What this task involves:
Reproduce the listing exactly and skip over any pictures.

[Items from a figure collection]

## begin

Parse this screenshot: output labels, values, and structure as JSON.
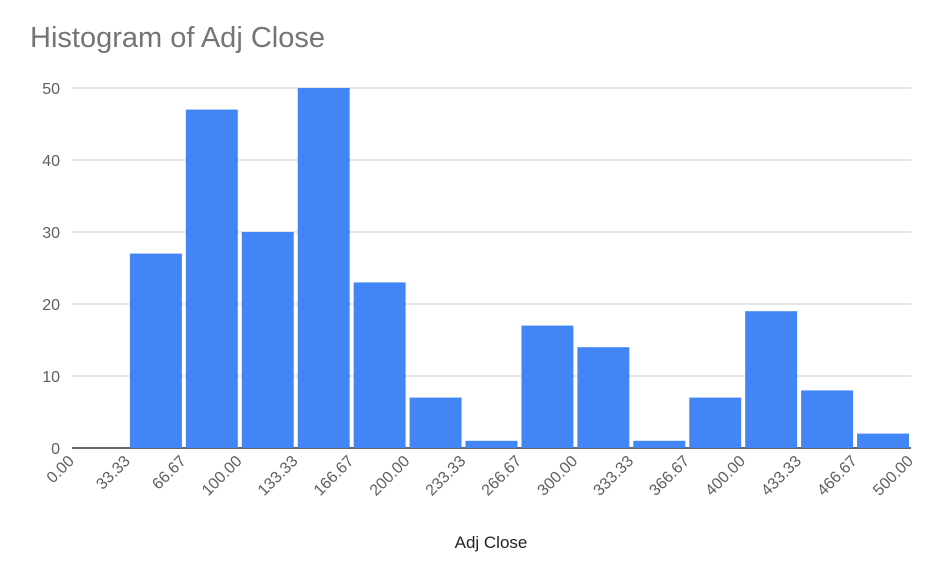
{
  "chart_data": {
    "type": "bar",
    "title": "Histogram of Adj Close",
    "xlabel": "Adj Close",
    "ylabel": "",
    "x_ticks": [
      "0.00",
      "33.33",
      "66.67",
      "100.00",
      "133.33",
      "166.67",
      "200.00",
      "233.33",
      "266.67",
      "300.00",
      "333.33",
      "366.67",
      "400.00",
      "433.33",
      "466.67",
      "500.00"
    ],
    "y_ticks": [
      0,
      10,
      20,
      30,
      40,
      50
    ],
    "ylim": [
      0,
      50
    ],
    "xlim": [
      0,
      500
    ],
    "bin_edges": [
      0,
      33.33,
      66.67,
      100,
      133.33,
      166.67,
      200,
      233.33,
      266.67,
      300,
      333.33,
      366.67,
      400,
      433.33,
      466.67,
      500
    ],
    "values": [
      0,
      27,
      47,
      30,
      50,
      23,
      7,
      1,
      17,
      14,
      1,
      7,
      19,
      8,
      2
    ],
    "grid": true,
    "legend": "none",
    "bar_color": "#4285f4"
  }
}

## end

Full output:
Parse this screenshot: output labels, values, and structure as JSON.
{
  "chart_data": {
    "type": "bar",
    "title": "Histogram of Adj Close",
    "xlabel": "Adj Close",
    "ylabel": "",
    "x_ticks": [
      "0.00",
      "33.33",
      "66.67",
      "100.00",
      "133.33",
      "166.67",
      "200.00",
      "233.33",
      "266.67",
      "300.00",
      "333.33",
      "366.67",
      "400.00",
      "433.33",
      "466.67",
      "500.00"
    ],
    "y_ticks": [
      0,
      10,
      20,
      30,
      40,
      50
    ],
    "ylim": [
      0,
      50
    ],
    "xlim": [
      0,
      500
    ],
    "bin_edges": [
      0,
      33.33,
      66.67,
      100,
      133.33,
      166.67,
      200,
      233.33,
      266.67,
      300,
      333.33,
      366.67,
      400,
      433.33,
      466.67,
      500
    ],
    "values": [
      0,
      27,
      47,
      30,
      50,
      23,
      7,
      1,
      17,
      14,
      1,
      7,
      19,
      8,
      2
    ],
    "grid": true,
    "legend": "none",
    "bar_color": "#4285f4"
  }
}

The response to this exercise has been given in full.